Stated problem:
Reproduce each of the entries below word for word.

Listed records:

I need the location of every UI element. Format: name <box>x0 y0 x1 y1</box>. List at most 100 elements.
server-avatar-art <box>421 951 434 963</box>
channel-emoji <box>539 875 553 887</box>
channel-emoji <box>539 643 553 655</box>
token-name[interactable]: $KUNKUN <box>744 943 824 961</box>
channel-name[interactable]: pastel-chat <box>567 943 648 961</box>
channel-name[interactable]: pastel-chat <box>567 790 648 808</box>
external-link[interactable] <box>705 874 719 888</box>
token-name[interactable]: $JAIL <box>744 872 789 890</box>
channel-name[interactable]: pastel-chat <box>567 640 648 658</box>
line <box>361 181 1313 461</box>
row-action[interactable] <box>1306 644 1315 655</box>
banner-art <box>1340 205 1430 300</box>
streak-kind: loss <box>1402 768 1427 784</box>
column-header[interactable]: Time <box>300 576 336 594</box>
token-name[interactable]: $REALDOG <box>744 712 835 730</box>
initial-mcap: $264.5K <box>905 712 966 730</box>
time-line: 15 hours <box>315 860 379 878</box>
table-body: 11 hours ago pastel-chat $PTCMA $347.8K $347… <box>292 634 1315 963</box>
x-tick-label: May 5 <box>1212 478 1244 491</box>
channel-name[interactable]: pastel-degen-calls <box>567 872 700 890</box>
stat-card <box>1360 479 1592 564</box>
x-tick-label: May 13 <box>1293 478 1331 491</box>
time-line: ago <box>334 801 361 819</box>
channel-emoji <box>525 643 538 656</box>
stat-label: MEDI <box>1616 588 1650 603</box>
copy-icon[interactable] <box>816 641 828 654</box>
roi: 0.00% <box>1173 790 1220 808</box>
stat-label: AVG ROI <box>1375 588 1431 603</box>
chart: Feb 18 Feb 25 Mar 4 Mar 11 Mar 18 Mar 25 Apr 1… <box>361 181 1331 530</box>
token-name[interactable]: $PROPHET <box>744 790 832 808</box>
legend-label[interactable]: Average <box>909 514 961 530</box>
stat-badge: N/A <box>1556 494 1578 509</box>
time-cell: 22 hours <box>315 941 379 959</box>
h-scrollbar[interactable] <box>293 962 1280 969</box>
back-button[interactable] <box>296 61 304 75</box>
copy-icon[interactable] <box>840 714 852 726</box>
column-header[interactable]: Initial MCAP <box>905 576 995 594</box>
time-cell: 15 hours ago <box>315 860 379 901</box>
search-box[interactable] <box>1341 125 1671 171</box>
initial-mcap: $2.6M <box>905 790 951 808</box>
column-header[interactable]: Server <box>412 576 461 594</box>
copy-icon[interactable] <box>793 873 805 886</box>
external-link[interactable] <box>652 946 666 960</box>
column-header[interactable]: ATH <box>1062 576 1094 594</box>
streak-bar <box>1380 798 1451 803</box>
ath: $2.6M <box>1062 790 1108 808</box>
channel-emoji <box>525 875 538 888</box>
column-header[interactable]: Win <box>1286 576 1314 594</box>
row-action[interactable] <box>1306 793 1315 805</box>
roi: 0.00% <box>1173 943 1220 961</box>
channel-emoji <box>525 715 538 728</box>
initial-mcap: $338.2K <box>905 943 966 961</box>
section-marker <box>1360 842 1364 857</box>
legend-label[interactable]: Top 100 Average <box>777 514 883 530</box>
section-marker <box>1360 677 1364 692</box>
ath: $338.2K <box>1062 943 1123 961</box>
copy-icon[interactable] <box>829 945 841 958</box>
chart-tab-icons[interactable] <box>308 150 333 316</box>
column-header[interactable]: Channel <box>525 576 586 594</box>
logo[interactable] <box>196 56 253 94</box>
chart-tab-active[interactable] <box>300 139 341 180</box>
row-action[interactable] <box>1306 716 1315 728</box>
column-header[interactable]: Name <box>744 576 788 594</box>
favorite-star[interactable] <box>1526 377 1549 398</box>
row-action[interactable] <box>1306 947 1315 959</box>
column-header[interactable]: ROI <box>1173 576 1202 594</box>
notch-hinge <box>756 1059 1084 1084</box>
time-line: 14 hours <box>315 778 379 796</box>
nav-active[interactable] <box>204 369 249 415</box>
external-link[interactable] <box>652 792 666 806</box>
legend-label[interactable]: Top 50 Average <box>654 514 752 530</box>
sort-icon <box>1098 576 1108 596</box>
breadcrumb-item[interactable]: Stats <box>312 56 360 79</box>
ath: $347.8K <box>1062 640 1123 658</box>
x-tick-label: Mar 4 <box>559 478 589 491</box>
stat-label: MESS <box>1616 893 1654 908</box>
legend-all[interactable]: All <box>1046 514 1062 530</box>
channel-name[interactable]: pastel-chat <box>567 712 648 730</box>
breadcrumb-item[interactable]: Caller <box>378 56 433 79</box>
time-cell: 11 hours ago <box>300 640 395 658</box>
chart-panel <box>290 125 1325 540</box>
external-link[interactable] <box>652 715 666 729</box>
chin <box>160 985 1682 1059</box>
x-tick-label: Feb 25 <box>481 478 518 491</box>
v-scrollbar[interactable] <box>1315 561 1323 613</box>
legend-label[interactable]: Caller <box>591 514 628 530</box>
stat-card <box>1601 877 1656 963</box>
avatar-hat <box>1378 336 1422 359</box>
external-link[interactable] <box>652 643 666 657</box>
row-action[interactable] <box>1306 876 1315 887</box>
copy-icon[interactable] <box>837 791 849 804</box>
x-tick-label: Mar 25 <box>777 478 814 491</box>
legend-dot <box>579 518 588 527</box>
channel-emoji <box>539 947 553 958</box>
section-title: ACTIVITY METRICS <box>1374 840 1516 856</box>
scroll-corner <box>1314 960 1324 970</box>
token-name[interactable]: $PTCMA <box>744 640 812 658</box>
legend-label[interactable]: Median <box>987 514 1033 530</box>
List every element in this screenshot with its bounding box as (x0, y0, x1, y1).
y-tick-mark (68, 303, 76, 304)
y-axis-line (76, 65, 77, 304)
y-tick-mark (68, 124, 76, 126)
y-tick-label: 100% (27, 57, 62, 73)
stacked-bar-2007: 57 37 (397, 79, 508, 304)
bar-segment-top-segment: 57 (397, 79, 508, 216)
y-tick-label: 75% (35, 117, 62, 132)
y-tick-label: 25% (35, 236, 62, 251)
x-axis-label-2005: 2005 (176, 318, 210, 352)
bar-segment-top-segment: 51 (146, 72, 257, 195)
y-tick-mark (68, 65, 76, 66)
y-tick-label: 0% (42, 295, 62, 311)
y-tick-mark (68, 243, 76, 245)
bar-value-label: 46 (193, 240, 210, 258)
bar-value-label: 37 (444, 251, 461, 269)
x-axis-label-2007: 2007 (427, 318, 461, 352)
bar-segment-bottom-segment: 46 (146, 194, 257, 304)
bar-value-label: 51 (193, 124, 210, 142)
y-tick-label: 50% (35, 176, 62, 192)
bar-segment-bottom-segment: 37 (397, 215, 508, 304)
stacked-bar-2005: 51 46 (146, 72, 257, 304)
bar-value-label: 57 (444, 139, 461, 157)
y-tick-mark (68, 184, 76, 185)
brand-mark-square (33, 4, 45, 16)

Complete answer:
I need the location of every UI element. Format: name <box>x0 y0 x1 y1</box>. List at most 100 elements.
server-avatar-art <box>421 951 434 963</box>
channel-emoji <box>539 875 553 887</box>
channel-emoji <box>539 643 553 655</box>
token-name[interactable]: $KUNKUN <box>744 943 824 961</box>
channel-name[interactable]: pastel-chat <box>567 943 648 961</box>
channel-name[interactable]: pastel-chat <box>567 790 648 808</box>
external-link[interactable] <box>705 874 719 888</box>
token-name[interactable]: $JAIL <box>744 872 789 890</box>
channel-name[interactable]: pastel-chat <box>567 640 648 658</box>
line <box>361 181 1313 461</box>
row-action[interactable] <box>1306 644 1315 655</box>
banner-art <box>1340 205 1430 300</box>
streak-kind: loss <box>1402 768 1427 784</box>
column-header[interactable]: Time <box>300 576 336 594</box>
token-name[interactable]: $REALDOG <box>744 712 835 730</box>
initial-mcap: $264.5K <box>905 712 966 730</box>
time-line: 15 hours <box>315 860 379 878</box>
table-body: 11 hours ago pastel-chat $PTCMA $347.8K $347… <box>292 634 1315 963</box>
x-tick-label: May 5 <box>1212 478 1244 491</box>
channel-name[interactable]: pastel-degen-calls <box>567 872 700 890</box>
stat-card <box>1360 479 1592 564</box>
x-tick-label: May 13 <box>1293 478 1331 491</box>
time-line: ago <box>334 801 361 819</box>
channel-emoji <box>525 643 538 656</box>
stat-label: MEDI <box>1616 588 1650 603</box>
copy-icon[interactable] <box>816 641 828 654</box>
roi: 0.00% <box>1173 790 1220 808</box>
stat-label: AVG ROI <box>1375 588 1431 603</box>
chart: Feb 18 Feb 25 Mar 4 Mar 11 Mar 18 Mar 25 Apr 1… <box>361 181 1331 530</box>
token-name[interactable]: $PROPHET <box>744 790 832 808</box>
legend-label[interactable]: Average <box>909 514 961 530</box>
stat-badge: N/A <box>1556 494 1578 509</box>
time-cell: 22 hours <box>315 941 379 959</box>
h-scrollbar[interactable] <box>293 962 1280 969</box>
back-button[interactable] <box>296 61 304 75</box>
copy-icon[interactable] <box>840 714 852 726</box>
column-header[interactable]: Initial MCAP <box>905 576 995 594</box>
time-cell: 15 hours ago <box>315 860 379 901</box>
search-box[interactable] <box>1341 125 1671 171</box>
initial-mcap: $2.6M <box>905 790 951 808</box>
column-header[interactable]: Server <box>412 576 461 594</box>
copy-icon[interactable] <box>793 873 805 886</box>
external-link[interactable] <box>652 946 666 960</box>
column-header[interactable]: ATH <box>1062 576 1094 594</box>
streak-bar <box>1380 798 1451 803</box>
ath: $2.6M <box>1062 790 1108 808</box>
channel-emoji <box>525 875 538 888</box>
column-header[interactable]: Win <box>1286 576 1314 594</box>
row-action[interactable] <box>1306 793 1315 805</box>
roi: 0.00% <box>1173 943 1220 961</box>
channel-emoji <box>525 715 538 728</box>
initial-mcap: $338.2K <box>905 943 966 961</box>
section-marker <box>1360 842 1364 857</box>
legend-label[interactable]: Top 100 Average <box>777 514 883 530</box>
section-marker <box>1360 677 1364 692</box>
ath: $338.2K <box>1062 943 1123 961</box>
copy-icon[interactable] <box>829 945 841 958</box>
chart-tab-icons[interactable] <box>308 150 333 316</box>
column-header[interactable]: Channel <box>525 576 586 594</box>
logo[interactable] <box>196 56 253 94</box>
chart-tab-active[interactable] <box>300 139 341 180</box>
row-action[interactable] <box>1306 716 1315 728</box>
column-header[interactable]: Name <box>744 576 788 594</box>
favorite-star[interactable] <box>1526 377 1549 398</box>
row-action[interactable] <box>1306 947 1315 959</box>
column-header[interactable]: ROI <box>1173 576 1202 594</box>
notch-hinge <box>756 1059 1084 1084</box>
time-line: 14 hours <box>315 778 379 796</box>
nav-active[interactable] <box>204 369 249 415</box>
external-link[interactable] <box>652 792 666 806</box>
legend-label[interactable]: Top 50 Average <box>654 514 752 530</box>
sort-icon <box>1098 576 1108 596</box>
breadcrumb-item[interactable]: Stats <box>312 56 360 79</box>
ath: $347.8K <box>1062 640 1123 658</box>
x-tick-label: Mar 4 <box>559 478 589 491</box>
stat-label: MESS <box>1616 893 1654 908</box>
legend-all[interactable]: All <box>1046 514 1062 530</box>
channel-name[interactable]: pastel-chat <box>567 712 648 730</box>
breadcrumb-item[interactable]: Caller <box>378 56 433 79</box>
time-cell: 11 hours ago <box>300 640 395 658</box>
chart-panel <box>290 125 1325 540</box>
external-link[interactable] <box>652 715 666 729</box>
chin <box>160 985 1682 1059</box>
x-tick-label: Feb 25 <box>481 478 518 491</box>
v-scrollbar[interactable] <box>1315 561 1323 613</box>
legend-label[interactable]: Caller <box>591 514 628 530</box>
stat-card <box>1601 877 1656 963</box>
avatar-hat <box>1378 336 1422 359</box>
external-link[interactable] <box>652 643 666 657</box>
row-action[interactable] <box>1306 876 1315 887</box>
copy-icon[interactable] <box>837 791 849 804</box>
x-tick-label: Mar 25 <box>777 478 814 491</box>
legend-dot <box>579 518 588 527</box>
channel-emoji <box>539 947 553 958</box>
section-title: ACTIVITY METRICS <box>1374 840 1516 856</box>
scroll-corner <box>1314 960 1324 970</box>
token-name[interactable]: $PTCMA <box>744 640 812 658</box>
legend-label[interactable]: Median <box>987 514 1033 530</box>
List every element in this screenshot with its bounding box as (x0, y0, x1, y1).
y-tick-mark (68, 303, 76, 304)
y-axis-line (76, 65, 77, 304)
y-tick-mark (68, 124, 76, 126)
y-tick-label: 100% (27, 57, 62, 73)
stacked-bar-2007: 57 37 (397, 79, 508, 304)
bar-segment-top-segment: 57 (397, 79, 508, 216)
y-tick-label: 75% (35, 117, 62, 132)
y-tick-label: 25% (35, 236, 62, 251)
x-axis-label-2005: 2005 (176, 318, 210, 352)
bar-segment-top-segment: 51 (146, 72, 257, 195)
y-tick-mark (68, 65, 76, 66)
y-tick-label: 0% (42, 295, 62, 311)
y-tick-mark (68, 243, 76, 245)
bar-value-label: 46 (193, 240, 210, 258)
bar-value-label: 37 (444, 251, 461, 269)
x-axis-label-2007: 2007 (427, 318, 461, 352)
bar-segment-bottom-segment: 46 (146, 194, 257, 304)
bar-value-label: 51 (193, 124, 210, 142)
y-tick-label: 50% (35, 176, 62, 192)
bar-segment-bottom-segment: 37 (397, 215, 508, 304)
stacked-bar-2005: 51 46 (146, 72, 257, 304)
bar-value-label: 57 (444, 139, 461, 157)
y-tick-mark (68, 184, 76, 185)
brand-mark-square (33, 4, 45, 16)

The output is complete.